- _OBJECTIVE_
Please copy out every line of the data below word for word, with each box coordinate unchanged.

- _THE RECORDS_
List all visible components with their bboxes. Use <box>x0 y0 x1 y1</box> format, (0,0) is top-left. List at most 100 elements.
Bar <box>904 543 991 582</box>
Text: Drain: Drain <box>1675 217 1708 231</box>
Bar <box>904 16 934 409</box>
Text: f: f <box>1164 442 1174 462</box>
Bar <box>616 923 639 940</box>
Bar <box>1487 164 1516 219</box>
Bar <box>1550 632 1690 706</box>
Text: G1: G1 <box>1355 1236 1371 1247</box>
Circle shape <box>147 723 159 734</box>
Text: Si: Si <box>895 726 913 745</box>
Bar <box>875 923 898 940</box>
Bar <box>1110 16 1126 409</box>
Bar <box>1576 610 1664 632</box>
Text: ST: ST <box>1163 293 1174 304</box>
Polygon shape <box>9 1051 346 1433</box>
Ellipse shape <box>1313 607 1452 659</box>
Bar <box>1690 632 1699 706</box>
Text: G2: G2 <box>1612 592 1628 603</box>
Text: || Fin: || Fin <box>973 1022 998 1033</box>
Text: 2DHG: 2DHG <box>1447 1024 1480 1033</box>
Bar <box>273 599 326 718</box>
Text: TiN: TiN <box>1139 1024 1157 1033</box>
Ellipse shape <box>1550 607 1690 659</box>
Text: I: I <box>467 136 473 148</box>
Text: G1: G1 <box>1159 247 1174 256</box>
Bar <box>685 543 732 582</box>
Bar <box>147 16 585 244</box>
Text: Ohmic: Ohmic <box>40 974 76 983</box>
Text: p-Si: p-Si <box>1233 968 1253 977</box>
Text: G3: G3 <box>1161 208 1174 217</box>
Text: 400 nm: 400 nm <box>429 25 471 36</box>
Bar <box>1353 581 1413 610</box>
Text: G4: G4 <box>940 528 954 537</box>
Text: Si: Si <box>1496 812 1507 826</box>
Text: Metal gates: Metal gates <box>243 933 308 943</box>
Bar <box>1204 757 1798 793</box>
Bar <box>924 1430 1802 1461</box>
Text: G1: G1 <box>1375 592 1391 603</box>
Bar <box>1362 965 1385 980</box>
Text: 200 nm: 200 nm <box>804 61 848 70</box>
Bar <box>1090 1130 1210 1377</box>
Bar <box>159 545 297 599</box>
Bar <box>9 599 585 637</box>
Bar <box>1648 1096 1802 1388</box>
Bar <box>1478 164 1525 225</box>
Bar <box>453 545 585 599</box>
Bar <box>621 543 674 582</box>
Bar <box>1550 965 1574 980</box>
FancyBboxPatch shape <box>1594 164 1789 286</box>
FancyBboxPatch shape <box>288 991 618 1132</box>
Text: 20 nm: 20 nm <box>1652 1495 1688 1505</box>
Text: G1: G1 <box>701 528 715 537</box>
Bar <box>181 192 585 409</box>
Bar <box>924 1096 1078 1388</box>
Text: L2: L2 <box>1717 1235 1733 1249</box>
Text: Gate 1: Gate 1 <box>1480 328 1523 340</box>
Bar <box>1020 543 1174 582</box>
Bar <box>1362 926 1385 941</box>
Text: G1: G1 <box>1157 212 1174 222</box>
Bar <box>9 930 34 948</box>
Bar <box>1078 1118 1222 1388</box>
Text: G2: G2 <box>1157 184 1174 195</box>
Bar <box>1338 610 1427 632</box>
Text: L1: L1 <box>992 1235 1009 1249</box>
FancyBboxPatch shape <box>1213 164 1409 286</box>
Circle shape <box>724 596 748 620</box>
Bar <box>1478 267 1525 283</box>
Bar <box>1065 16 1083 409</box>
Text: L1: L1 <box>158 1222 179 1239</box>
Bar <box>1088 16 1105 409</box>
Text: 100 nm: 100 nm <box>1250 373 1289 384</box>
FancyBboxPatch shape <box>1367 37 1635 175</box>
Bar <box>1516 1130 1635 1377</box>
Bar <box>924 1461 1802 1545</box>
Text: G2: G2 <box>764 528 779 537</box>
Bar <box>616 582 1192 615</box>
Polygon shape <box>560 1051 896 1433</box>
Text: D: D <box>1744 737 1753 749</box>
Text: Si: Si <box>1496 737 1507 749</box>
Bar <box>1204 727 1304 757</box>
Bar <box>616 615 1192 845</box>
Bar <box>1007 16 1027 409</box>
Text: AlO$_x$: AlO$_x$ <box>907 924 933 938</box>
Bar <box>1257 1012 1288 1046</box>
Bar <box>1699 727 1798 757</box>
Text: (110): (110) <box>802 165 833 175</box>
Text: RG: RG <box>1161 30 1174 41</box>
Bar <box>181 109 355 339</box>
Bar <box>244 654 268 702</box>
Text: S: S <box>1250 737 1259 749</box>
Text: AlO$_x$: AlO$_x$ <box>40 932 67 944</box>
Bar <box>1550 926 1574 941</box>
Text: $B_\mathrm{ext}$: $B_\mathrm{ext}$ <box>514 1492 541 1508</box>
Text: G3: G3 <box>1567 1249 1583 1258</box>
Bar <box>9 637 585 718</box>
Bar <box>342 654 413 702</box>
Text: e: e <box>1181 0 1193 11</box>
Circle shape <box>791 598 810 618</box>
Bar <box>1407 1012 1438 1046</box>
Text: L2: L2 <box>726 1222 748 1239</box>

- _COMPLETED EXERCISE_
List all visible components with their bboxes. Use <box>x0 y0 x1 y1</box> format, (0,0) is top-left. List at most 100 elements.
Bar <box>904 543 991 582</box>
Text: Drain: Drain <box>1675 217 1708 231</box>
Bar <box>904 16 934 409</box>
Text: f: f <box>1164 442 1174 462</box>
Bar <box>616 923 639 940</box>
Bar <box>1487 164 1516 219</box>
Bar <box>1550 632 1690 706</box>
Text: G1: G1 <box>1355 1236 1371 1247</box>
Circle shape <box>147 723 159 734</box>
Text: Si: Si <box>895 726 913 745</box>
Bar <box>875 923 898 940</box>
Bar <box>1110 16 1126 409</box>
Bar <box>1576 610 1664 632</box>
Text: ST: ST <box>1163 293 1174 304</box>
Polygon shape <box>9 1051 346 1433</box>
Ellipse shape <box>1313 607 1452 659</box>
Bar <box>1690 632 1699 706</box>
Text: G2: G2 <box>1612 592 1628 603</box>
Text: || Fin: || Fin <box>973 1022 998 1033</box>
Text: 2DHG: 2DHG <box>1447 1024 1480 1033</box>
Bar <box>273 599 326 718</box>
Text: TiN: TiN <box>1139 1024 1157 1033</box>
Ellipse shape <box>1550 607 1690 659</box>
Text: I: I <box>467 136 473 148</box>
Text: G1: G1 <box>1159 247 1174 256</box>
Bar <box>685 543 732 582</box>
Bar <box>147 16 585 244</box>
Text: Ohmic: Ohmic <box>40 974 76 983</box>
Text: p-Si: p-Si <box>1233 968 1253 977</box>
Text: G3: G3 <box>1161 208 1174 217</box>
Text: 400 nm: 400 nm <box>429 25 471 36</box>
Bar <box>1353 581 1413 610</box>
Text: G4: G4 <box>940 528 954 537</box>
Text: Si: Si <box>1496 812 1507 826</box>
Text: Metal gates: Metal gates <box>243 933 308 943</box>
Bar <box>1204 757 1798 793</box>
Bar <box>924 1430 1802 1461</box>
Text: G1: G1 <box>1375 592 1391 603</box>
Bar <box>1362 965 1385 980</box>
Text: 200 nm: 200 nm <box>804 61 848 70</box>
Bar <box>1090 1130 1210 1377</box>
Bar <box>159 545 297 599</box>
Bar <box>9 599 585 637</box>
Bar <box>1648 1096 1802 1388</box>
Bar <box>1478 164 1525 225</box>
Bar <box>453 545 585 599</box>
Bar <box>621 543 674 582</box>
Bar <box>1550 965 1574 980</box>
FancyBboxPatch shape <box>1594 164 1789 286</box>
FancyBboxPatch shape <box>288 991 618 1132</box>
Text: 20 nm: 20 nm <box>1652 1495 1688 1505</box>
Text: G1: G1 <box>701 528 715 537</box>
Bar <box>181 192 585 409</box>
Bar <box>924 1096 1078 1388</box>
Text: L2: L2 <box>1717 1235 1733 1249</box>
Text: Gate 1: Gate 1 <box>1480 328 1523 340</box>
Bar <box>1020 543 1174 582</box>
Bar <box>1362 926 1385 941</box>
Text: G1: G1 <box>1157 212 1174 222</box>
Bar <box>9 930 34 948</box>
Bar <box>1078 1118 1222 1388</box>
Text: G2: G2 <box>1157 184 1174 195</box>
Bar <box>1338 610 1427 632</box>
Text: L1: L1 <box>992 1235 1009 1249</box>
FancyBboxPatch shape <box>1213 164 1409 286</box>
Circle shape <box>724 596 748 620</box>
Bar <box>1478 267 1525 283</box>
Bar <box>1065 16 1083 409</box>
Text: L1: L1 <box>158 1222 179 1239</box>
Bar <box>1088 16 1105 409</box>
Text: 100 nm: 100 nm <box>1250 373 1289 384</box>
FancyBboxPatch shape <box>1367 37 1635 175</box>
Bar <box>1516 1130 1635 1377</box>
Bar <box>924 1461 1802 1545</box>
Text: G2: G2 <box>764 528 779 537</box>
Bar <box>616 582 1192 615</box>
Polygon shape <box>560 1051 896 1433</box>
Text: D: D <box>1744 737 1753 749</box>
Text: Si: Si <box>1496 737 1507 749</box>
Bar <box>1204 727 1304 757</box>
Bar <box>616 615 1192 845</box>
Bar <box>1007 16 1027 409</box>
Text: AlO$_x$: AlO$_x$ <box>907 924 933 938</box>
Bar <box>1257 1012 1288 1046</box>
Bar <box>1699 727 1798 757</box>
Text: (110): (110) <box>802 165 833 175</box>
Text: RG: RG <box>1161 30 1174 41</box>
Bar <box>181 109 355 339</box>
Bar <box>244 654 268 702</box>
Text: S: S <box>1250 737 1259 749</box>
Text: AlO$_x$: AlO$_x$ <box>40 932 67 944</box>
Bar <box>1550 926 1574 941</box>
Text: $B_\mathrm{ext}$: $B_\mathrm{ext}$ <box>514 1492 541 1508</box>
Text: G3: G3 <box>1567 1249 1583 1258</box>
Bar <box>9 637 585 718</box>
Bar <box>342 654 413 702</box>
Text: e: e <box>1181 0 1193 11</box>
Circle shape <box>791 598 810 618</box>
Bar <box>1407 1012 1438 1046</box>
Text: L2: L2 <box>726 1222 748 1239</box>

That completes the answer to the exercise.